### Brano da esaminare
•••

Forse un po’ tutti ci siamo chiesti perché mai Marvel e Disney avessero scelto proprio Wanda e Visione per inaugurare la quarta fase dell’MCU. Dopo tutto, anche se non personaggi secondari, fino ad oggi non avevano mai ricevuto un’attenzione esclusiva. Certo, l’ultimo dittico dedicato agli Avengers aveva lasciato adito a possibili sviluppi: che ne sarà di Wanda ora che Visione è morto? Inoltre, i due personaggi erano effettivamente gli unici – insieme a Black Widow (Scarlett Johansson) e Occhio di Falco (Jeremy Renner) – a non essere stati approfonditi.
Eppure c’era il rischio di concentrare le forze su due figure ritenute quasi “marginali” dal grande pubblico. Tutti a piangere per Tony Stark o per Captain America (Chris Evans), o a tifare per Thor (Chris Hemsworth) e per Hulk (Mark Ruffalo) ma, sinceramente, chi si è mai filato a dovere Wanda e Visione fin dalla loro apparizione in Avengers: Age of Ultron? Probabilmente solo gli appassionati dei fumetti, che gli avevano conosciuti da un’altra prospettiva. È chiaro che le aspettative erano enormi, e il fatto di essere la prima serie Marvel prodotta in esclusiva per il canale streaming Disney+ ha sicuramente dato la possibilità a sceneggiatrice, regista e produttori vari di cullare il progetto a dovere, senza bruciare le tappe. Un bel lusso dati i tempi della serialità televisiva.

•••

### Record forniti

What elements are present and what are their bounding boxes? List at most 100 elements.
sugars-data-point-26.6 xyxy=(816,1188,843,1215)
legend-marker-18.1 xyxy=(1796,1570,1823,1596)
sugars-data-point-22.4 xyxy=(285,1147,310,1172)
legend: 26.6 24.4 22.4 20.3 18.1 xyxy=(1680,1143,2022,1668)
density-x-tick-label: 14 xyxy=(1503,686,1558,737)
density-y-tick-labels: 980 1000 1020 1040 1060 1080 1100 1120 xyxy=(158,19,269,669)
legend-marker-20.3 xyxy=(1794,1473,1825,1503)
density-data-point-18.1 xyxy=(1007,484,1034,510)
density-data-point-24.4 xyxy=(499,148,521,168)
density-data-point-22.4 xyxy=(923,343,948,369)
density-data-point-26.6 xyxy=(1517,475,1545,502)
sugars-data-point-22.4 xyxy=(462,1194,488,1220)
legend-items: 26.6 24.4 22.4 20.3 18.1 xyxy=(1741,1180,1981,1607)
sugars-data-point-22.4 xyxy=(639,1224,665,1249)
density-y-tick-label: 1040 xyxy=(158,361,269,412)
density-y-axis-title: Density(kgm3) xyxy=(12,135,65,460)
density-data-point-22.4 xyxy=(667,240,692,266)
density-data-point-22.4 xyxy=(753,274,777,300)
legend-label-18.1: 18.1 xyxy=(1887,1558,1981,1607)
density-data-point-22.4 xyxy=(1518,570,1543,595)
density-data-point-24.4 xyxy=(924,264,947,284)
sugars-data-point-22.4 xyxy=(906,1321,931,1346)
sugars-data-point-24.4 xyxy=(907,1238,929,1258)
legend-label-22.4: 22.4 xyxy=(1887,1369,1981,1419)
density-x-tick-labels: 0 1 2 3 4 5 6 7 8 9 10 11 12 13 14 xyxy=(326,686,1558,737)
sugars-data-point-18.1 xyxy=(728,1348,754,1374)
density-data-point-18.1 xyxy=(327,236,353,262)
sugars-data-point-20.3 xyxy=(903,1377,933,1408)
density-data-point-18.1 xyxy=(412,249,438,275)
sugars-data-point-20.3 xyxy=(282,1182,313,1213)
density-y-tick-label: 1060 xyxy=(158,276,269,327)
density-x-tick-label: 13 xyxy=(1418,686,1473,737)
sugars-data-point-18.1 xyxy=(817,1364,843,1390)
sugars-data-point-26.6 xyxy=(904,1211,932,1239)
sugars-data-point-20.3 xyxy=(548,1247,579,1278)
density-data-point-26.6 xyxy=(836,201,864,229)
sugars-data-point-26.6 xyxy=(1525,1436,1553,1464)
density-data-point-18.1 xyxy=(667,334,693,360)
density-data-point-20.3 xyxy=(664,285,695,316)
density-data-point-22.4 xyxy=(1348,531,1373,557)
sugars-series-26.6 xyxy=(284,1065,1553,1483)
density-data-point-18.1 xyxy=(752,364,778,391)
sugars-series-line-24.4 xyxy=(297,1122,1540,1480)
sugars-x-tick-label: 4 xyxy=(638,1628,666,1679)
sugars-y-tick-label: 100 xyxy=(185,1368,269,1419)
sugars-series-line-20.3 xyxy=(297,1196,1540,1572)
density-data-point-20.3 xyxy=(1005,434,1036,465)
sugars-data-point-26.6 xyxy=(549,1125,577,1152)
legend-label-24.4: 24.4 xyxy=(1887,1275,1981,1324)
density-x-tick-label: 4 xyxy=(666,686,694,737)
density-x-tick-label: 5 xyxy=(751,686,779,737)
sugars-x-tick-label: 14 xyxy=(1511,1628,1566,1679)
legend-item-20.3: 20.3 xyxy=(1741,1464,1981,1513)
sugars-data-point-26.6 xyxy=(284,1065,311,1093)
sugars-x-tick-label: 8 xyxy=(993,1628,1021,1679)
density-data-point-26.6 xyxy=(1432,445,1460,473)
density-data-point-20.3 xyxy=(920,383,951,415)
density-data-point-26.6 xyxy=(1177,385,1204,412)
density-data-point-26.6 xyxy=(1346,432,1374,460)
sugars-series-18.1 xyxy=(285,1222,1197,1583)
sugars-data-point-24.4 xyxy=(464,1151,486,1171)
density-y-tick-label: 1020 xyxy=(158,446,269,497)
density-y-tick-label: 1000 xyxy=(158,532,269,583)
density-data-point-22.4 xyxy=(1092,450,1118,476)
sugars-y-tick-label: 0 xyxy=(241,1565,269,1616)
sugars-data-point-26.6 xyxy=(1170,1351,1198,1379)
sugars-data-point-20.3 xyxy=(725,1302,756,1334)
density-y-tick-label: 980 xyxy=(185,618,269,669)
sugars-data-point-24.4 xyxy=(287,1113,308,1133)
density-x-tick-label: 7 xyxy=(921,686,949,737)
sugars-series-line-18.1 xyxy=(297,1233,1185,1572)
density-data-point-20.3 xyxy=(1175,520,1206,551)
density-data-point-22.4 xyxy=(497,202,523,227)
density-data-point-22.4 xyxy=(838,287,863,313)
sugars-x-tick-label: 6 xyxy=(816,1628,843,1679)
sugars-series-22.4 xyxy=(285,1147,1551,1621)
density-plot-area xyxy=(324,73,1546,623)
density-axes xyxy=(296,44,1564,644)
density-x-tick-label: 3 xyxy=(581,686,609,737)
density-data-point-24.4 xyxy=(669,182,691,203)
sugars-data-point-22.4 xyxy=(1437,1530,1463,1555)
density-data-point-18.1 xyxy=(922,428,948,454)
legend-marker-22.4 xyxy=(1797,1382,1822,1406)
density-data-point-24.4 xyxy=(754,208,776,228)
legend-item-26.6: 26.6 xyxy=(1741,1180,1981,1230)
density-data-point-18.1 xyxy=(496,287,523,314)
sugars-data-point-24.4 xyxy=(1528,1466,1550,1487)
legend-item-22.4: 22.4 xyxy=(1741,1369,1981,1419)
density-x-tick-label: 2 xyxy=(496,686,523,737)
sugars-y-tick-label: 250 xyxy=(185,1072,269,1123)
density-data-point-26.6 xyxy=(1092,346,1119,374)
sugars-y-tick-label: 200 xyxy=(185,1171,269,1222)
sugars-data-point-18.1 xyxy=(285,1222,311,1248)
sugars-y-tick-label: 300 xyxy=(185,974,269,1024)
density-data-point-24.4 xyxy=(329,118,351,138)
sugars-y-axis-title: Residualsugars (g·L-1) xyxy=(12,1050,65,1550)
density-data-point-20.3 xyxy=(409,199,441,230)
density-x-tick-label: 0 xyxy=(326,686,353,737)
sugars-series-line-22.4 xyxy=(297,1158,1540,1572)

•••

### Consegna
Secondo il brano sulla serie dedicata a Wanda e Visione, per quale canale streaming è stata prodotta in esclusiva questa prima serie Marvel?

### Soluzione
Per Disney+.